(Recorded data)
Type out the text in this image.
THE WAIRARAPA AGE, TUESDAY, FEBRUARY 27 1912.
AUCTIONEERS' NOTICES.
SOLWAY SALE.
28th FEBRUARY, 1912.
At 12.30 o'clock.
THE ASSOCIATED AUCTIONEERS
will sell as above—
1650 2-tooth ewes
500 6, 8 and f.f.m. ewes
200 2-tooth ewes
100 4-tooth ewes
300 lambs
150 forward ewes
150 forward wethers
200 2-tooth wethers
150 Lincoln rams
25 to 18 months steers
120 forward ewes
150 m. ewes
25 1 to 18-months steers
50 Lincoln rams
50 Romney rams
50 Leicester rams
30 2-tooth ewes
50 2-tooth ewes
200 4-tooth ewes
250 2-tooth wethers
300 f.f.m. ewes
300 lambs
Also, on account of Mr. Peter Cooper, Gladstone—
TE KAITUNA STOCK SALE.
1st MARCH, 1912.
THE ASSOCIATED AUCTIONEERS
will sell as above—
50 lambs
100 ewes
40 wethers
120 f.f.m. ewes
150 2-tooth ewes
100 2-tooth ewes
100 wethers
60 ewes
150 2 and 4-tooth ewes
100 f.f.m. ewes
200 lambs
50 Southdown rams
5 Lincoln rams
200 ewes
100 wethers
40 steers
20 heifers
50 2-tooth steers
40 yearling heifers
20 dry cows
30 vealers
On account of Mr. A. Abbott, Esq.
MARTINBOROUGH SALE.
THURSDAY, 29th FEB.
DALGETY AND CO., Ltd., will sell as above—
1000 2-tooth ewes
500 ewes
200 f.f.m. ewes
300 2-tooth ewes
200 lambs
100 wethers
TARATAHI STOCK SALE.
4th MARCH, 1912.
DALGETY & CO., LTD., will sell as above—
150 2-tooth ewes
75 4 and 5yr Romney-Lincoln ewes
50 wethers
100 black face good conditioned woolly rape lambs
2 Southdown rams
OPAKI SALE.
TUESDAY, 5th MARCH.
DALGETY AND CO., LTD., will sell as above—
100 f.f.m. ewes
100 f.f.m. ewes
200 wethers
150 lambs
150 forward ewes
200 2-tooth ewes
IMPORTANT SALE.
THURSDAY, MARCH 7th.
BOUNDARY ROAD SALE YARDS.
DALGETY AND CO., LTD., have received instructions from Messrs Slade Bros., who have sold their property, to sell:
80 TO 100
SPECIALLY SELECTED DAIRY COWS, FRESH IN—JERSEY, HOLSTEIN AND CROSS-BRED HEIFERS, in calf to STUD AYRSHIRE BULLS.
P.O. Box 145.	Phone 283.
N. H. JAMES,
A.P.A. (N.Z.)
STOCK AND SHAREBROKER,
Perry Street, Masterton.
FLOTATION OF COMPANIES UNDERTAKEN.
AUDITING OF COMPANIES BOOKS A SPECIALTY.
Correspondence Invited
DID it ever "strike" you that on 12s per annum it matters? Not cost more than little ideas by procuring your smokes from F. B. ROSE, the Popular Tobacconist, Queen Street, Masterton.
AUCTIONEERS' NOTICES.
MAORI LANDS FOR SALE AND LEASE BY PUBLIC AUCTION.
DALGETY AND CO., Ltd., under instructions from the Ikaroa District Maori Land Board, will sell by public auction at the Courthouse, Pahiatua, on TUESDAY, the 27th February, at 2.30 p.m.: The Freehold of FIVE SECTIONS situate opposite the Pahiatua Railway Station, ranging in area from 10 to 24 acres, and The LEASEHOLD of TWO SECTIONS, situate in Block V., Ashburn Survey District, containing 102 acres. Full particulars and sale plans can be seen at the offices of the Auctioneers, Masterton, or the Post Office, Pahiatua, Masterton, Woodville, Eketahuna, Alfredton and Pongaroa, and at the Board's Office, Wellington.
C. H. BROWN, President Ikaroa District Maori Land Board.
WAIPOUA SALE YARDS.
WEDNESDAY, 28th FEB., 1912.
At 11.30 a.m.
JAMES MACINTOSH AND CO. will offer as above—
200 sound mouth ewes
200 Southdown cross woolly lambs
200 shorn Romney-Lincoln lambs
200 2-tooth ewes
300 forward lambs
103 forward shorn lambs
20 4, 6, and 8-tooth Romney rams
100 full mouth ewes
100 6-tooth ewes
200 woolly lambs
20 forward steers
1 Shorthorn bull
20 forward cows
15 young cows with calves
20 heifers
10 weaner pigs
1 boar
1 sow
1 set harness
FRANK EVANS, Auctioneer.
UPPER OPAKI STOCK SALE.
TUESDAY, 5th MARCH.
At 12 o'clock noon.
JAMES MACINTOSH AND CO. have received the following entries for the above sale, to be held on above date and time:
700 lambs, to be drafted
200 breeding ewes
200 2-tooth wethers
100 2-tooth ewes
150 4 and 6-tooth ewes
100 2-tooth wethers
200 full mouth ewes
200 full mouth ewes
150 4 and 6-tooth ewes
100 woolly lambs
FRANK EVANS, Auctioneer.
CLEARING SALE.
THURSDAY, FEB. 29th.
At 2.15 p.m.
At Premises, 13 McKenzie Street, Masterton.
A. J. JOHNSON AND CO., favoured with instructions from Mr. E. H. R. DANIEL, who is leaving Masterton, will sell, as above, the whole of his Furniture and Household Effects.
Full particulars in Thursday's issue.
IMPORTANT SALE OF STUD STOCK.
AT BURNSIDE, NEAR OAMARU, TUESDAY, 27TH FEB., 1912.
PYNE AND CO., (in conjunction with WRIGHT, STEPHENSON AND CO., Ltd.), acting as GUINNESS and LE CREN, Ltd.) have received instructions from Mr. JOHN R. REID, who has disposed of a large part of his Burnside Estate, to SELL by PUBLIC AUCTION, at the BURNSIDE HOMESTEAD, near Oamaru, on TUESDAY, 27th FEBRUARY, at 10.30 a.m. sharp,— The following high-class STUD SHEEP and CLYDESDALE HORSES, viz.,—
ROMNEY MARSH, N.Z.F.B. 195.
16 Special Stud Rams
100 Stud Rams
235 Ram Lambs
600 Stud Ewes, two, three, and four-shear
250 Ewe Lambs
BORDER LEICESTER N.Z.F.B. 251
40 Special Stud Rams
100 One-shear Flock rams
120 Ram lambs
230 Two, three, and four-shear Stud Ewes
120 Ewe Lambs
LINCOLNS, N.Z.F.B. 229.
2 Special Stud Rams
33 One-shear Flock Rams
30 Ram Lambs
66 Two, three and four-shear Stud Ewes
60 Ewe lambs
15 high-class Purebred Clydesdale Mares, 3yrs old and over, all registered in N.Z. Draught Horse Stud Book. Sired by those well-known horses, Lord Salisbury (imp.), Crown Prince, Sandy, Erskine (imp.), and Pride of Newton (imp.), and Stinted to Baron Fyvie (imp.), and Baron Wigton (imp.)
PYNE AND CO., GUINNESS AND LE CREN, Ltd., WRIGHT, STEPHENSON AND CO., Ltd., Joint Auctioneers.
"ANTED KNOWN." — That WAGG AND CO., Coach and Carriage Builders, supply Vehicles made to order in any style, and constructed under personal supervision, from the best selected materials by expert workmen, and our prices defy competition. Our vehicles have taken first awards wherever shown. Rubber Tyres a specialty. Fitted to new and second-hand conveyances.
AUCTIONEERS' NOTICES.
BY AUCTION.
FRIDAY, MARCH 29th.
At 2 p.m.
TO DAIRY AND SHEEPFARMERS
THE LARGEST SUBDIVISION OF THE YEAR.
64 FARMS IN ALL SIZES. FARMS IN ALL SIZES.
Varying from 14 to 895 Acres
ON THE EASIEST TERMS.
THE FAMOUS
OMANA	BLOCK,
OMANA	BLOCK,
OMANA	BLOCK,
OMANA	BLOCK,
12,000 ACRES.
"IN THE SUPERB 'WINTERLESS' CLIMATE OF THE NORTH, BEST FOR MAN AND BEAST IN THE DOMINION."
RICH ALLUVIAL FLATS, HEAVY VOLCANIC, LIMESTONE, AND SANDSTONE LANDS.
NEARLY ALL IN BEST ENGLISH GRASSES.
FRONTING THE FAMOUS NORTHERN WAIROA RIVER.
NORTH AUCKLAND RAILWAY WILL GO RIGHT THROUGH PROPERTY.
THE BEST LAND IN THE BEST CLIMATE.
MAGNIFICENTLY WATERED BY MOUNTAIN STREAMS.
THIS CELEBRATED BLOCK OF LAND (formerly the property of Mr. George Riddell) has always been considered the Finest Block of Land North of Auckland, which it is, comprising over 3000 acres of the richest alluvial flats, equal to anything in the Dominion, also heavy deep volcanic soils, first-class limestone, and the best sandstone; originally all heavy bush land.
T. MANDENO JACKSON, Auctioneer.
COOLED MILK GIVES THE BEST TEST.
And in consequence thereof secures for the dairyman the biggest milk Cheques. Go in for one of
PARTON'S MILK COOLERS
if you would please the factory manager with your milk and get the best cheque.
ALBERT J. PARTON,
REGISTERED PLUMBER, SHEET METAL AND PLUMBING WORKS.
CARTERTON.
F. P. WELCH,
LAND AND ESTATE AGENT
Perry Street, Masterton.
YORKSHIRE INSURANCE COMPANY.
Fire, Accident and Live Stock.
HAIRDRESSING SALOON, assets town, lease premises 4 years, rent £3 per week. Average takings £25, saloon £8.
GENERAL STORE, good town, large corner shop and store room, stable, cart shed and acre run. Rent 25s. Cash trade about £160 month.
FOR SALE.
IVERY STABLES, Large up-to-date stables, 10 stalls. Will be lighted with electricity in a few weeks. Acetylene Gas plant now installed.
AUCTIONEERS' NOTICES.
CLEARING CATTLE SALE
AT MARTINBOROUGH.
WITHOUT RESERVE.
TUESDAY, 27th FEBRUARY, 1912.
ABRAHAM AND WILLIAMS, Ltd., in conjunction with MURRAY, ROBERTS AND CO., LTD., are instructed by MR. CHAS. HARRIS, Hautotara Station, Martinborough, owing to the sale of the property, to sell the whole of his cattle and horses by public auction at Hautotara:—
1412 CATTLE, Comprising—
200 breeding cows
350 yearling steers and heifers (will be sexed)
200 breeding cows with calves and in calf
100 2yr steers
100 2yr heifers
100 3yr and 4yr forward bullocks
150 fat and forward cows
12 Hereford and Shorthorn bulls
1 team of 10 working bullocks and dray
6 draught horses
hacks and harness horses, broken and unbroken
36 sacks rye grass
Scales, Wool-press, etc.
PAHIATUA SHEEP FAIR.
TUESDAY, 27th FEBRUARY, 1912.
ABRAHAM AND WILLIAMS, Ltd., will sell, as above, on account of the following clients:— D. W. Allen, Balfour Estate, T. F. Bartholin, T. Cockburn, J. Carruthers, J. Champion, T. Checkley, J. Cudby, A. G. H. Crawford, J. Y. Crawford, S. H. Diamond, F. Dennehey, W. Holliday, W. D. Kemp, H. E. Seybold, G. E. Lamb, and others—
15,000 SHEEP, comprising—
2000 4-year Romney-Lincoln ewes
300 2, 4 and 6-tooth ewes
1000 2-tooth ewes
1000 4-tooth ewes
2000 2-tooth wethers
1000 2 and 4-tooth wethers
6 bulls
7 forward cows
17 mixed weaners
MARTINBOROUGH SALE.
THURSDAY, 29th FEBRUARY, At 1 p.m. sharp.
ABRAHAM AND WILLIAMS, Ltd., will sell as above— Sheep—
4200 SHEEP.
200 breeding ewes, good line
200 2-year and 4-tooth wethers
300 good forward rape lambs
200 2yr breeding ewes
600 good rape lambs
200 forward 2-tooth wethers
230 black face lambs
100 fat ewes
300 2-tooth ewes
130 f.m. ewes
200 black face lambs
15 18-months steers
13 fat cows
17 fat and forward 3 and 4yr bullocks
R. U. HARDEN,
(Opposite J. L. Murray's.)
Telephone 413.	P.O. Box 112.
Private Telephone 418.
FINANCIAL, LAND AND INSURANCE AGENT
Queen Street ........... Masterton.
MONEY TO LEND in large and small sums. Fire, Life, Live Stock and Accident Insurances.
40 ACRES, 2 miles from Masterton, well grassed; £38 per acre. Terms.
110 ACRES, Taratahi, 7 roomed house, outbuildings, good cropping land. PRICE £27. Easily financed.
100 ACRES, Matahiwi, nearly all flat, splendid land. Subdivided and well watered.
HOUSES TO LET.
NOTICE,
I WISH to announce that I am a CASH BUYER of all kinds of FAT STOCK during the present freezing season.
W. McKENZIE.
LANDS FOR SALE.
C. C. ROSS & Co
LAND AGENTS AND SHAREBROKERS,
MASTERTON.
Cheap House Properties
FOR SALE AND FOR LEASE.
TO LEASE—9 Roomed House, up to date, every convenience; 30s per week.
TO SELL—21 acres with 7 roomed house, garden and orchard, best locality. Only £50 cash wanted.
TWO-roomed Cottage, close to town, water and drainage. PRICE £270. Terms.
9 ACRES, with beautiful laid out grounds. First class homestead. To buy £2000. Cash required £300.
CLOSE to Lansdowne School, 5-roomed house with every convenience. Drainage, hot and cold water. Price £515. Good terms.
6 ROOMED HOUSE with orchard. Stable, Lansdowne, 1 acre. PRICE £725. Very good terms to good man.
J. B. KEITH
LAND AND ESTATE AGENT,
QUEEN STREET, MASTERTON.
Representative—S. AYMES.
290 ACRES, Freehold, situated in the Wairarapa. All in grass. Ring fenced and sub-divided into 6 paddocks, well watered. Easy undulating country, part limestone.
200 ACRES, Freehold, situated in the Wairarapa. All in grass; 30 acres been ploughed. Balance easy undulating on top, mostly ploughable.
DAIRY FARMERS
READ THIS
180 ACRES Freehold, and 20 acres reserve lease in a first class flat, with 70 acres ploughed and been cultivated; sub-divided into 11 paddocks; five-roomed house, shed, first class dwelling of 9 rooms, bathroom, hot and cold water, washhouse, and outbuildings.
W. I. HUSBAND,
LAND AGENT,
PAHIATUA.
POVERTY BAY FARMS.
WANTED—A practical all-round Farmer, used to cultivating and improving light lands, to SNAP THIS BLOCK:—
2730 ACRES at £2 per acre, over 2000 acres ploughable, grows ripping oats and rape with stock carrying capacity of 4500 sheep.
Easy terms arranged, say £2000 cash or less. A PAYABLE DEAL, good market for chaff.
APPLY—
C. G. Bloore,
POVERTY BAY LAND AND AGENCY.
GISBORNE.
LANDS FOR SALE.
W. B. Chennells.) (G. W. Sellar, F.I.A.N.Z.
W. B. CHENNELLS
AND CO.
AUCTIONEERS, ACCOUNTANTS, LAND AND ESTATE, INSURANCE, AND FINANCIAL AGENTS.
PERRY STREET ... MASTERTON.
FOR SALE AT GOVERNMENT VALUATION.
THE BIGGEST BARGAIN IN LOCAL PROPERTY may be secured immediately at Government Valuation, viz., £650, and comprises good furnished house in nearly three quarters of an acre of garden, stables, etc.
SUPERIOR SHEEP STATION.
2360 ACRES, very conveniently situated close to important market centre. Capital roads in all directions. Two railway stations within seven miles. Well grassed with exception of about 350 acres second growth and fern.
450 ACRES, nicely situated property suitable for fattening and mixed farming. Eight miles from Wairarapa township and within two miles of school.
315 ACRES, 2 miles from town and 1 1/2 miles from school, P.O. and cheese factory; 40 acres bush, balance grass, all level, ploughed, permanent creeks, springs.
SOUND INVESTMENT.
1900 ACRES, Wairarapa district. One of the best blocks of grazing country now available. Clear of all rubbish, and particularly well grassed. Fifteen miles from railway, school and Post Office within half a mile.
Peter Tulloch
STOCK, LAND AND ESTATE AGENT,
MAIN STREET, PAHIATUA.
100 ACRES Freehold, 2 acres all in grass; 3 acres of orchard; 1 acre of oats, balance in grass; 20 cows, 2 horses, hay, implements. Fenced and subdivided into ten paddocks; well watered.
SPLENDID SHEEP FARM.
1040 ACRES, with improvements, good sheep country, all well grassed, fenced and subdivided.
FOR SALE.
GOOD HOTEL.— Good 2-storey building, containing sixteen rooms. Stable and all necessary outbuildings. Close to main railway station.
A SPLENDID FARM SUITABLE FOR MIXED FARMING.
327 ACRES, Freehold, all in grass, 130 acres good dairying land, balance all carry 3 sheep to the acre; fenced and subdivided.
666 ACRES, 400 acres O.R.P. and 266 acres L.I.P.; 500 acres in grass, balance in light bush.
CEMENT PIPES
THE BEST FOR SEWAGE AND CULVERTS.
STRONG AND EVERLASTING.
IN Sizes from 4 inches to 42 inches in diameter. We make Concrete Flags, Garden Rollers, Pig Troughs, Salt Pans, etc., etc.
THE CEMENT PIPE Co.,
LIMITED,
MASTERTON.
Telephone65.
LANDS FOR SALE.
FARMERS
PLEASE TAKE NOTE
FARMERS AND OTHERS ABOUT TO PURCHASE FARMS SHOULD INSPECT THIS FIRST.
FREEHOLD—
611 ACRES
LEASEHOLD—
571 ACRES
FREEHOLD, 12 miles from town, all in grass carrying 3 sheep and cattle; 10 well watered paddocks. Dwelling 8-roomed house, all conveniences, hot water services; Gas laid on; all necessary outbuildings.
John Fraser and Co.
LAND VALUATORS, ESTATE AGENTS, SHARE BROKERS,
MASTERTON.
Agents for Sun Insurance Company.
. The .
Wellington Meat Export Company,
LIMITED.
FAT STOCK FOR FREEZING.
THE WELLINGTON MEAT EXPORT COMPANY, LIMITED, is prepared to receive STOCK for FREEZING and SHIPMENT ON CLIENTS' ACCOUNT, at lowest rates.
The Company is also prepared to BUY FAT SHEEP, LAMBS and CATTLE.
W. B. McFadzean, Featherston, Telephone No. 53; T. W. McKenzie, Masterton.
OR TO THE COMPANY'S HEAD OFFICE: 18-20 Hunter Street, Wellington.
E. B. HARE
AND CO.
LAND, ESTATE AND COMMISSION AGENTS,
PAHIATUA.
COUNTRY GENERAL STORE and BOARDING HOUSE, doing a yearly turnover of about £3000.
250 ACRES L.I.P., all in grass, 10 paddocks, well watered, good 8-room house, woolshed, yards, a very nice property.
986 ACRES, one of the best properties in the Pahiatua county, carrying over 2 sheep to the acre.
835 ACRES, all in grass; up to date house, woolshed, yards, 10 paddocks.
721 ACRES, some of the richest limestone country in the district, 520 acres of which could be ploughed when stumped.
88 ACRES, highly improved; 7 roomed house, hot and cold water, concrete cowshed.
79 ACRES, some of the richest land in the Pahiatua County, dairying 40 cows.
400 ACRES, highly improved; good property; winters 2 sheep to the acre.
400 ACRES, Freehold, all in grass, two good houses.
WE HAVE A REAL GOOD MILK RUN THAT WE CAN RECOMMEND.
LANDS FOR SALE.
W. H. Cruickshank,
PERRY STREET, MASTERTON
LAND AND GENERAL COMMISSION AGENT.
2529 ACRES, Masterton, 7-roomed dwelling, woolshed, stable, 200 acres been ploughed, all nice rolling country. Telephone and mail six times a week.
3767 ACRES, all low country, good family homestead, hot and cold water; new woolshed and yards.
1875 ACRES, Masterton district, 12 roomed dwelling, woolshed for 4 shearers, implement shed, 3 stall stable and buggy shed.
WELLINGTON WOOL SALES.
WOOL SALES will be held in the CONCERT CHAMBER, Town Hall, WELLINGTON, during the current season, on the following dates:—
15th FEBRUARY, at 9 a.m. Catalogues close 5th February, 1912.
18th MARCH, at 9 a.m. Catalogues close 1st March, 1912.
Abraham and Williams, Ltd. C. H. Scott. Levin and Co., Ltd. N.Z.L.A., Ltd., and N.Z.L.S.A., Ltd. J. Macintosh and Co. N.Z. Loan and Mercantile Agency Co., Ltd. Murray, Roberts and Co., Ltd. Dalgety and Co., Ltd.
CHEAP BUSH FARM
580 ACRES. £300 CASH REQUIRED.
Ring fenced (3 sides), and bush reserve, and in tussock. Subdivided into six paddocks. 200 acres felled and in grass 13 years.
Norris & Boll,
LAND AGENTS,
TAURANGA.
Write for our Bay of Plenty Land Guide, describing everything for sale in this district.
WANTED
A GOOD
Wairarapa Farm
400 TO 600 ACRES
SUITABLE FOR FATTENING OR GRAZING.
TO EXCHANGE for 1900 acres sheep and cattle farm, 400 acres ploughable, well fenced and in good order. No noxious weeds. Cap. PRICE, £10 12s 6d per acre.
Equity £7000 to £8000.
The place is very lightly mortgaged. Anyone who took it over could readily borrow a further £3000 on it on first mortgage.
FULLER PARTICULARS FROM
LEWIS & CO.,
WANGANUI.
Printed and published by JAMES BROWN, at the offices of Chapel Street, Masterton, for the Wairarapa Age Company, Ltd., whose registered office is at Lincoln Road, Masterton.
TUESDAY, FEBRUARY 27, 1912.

Short problem: Pull out all lines of the data with the string "FARMS".

Finished exercise:
64 FARMS IN ALL SIZES. FARMS IN ALL SIZES.
POVERTY BAY FARMS.
FARMERS AND OTHERS ABOUT TO PURCHASE FARMS SHOULD INSPECT THIS FIRST.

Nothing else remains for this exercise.